* [Instructions for the task] Wherever a line below holds the word "text", copy that line.

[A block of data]
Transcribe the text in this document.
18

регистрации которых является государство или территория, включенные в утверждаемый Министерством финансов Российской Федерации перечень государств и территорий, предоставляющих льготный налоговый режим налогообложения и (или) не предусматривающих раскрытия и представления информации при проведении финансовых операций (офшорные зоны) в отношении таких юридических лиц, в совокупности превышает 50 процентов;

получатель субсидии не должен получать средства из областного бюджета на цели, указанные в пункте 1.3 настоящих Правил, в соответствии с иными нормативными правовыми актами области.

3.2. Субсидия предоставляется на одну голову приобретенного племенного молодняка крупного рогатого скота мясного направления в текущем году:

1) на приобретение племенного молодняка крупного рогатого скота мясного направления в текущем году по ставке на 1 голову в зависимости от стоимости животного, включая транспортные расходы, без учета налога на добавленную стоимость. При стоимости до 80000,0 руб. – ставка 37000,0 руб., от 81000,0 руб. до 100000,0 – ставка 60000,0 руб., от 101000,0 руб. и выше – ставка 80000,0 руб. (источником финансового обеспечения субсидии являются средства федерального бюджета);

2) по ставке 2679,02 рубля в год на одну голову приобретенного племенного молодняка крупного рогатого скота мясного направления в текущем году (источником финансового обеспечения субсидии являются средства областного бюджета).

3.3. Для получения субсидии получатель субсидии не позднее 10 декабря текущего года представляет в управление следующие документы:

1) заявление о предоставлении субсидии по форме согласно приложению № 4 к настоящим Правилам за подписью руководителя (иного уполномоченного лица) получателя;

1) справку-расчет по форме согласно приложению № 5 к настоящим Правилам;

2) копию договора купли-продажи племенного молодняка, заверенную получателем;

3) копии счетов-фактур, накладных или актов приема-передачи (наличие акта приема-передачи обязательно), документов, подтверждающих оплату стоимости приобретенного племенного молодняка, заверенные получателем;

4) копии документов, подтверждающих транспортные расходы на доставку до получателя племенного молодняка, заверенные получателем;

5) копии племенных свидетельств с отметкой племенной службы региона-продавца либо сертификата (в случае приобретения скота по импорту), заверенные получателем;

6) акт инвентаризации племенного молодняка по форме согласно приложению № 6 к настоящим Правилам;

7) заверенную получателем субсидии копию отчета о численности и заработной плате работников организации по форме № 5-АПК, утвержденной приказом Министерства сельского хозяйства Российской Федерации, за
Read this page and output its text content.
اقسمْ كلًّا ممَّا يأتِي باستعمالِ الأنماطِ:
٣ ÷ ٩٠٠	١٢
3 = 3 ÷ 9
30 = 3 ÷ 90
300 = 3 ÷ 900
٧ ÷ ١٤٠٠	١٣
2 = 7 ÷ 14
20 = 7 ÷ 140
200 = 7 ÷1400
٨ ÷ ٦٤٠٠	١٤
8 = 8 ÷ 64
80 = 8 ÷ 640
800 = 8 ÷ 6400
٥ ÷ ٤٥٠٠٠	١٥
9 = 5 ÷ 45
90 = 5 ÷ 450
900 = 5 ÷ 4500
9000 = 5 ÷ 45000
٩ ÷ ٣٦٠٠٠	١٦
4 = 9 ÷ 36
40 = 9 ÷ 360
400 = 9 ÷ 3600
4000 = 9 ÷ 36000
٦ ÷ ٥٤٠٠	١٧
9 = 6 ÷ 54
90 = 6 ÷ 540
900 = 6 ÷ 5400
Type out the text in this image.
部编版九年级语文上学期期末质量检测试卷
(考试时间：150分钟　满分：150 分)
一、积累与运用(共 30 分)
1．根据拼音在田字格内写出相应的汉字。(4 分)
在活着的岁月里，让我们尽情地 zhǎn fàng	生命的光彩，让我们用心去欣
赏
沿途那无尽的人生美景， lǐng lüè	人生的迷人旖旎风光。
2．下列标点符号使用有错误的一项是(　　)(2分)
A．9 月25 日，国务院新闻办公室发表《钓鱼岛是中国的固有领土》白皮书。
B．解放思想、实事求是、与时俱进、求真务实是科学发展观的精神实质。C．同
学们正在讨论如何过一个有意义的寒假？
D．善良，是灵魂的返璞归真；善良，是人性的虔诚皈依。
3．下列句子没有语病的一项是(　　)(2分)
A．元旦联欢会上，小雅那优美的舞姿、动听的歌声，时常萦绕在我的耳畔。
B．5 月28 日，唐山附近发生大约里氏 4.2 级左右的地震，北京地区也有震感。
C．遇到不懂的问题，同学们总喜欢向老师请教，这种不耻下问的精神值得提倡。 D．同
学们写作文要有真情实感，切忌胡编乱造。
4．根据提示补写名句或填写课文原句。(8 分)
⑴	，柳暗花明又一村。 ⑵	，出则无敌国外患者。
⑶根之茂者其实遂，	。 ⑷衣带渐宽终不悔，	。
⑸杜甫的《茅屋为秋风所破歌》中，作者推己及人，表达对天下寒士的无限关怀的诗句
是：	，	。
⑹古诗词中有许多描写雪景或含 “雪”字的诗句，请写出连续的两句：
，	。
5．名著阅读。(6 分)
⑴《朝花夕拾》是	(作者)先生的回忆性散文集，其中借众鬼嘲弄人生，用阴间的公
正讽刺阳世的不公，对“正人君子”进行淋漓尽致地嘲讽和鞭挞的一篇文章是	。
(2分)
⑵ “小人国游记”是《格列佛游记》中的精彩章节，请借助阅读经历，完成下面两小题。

* [Answer to the exercise]
Transcribe the text in this document.
Read this page and output its text content.
Type out the text in this image.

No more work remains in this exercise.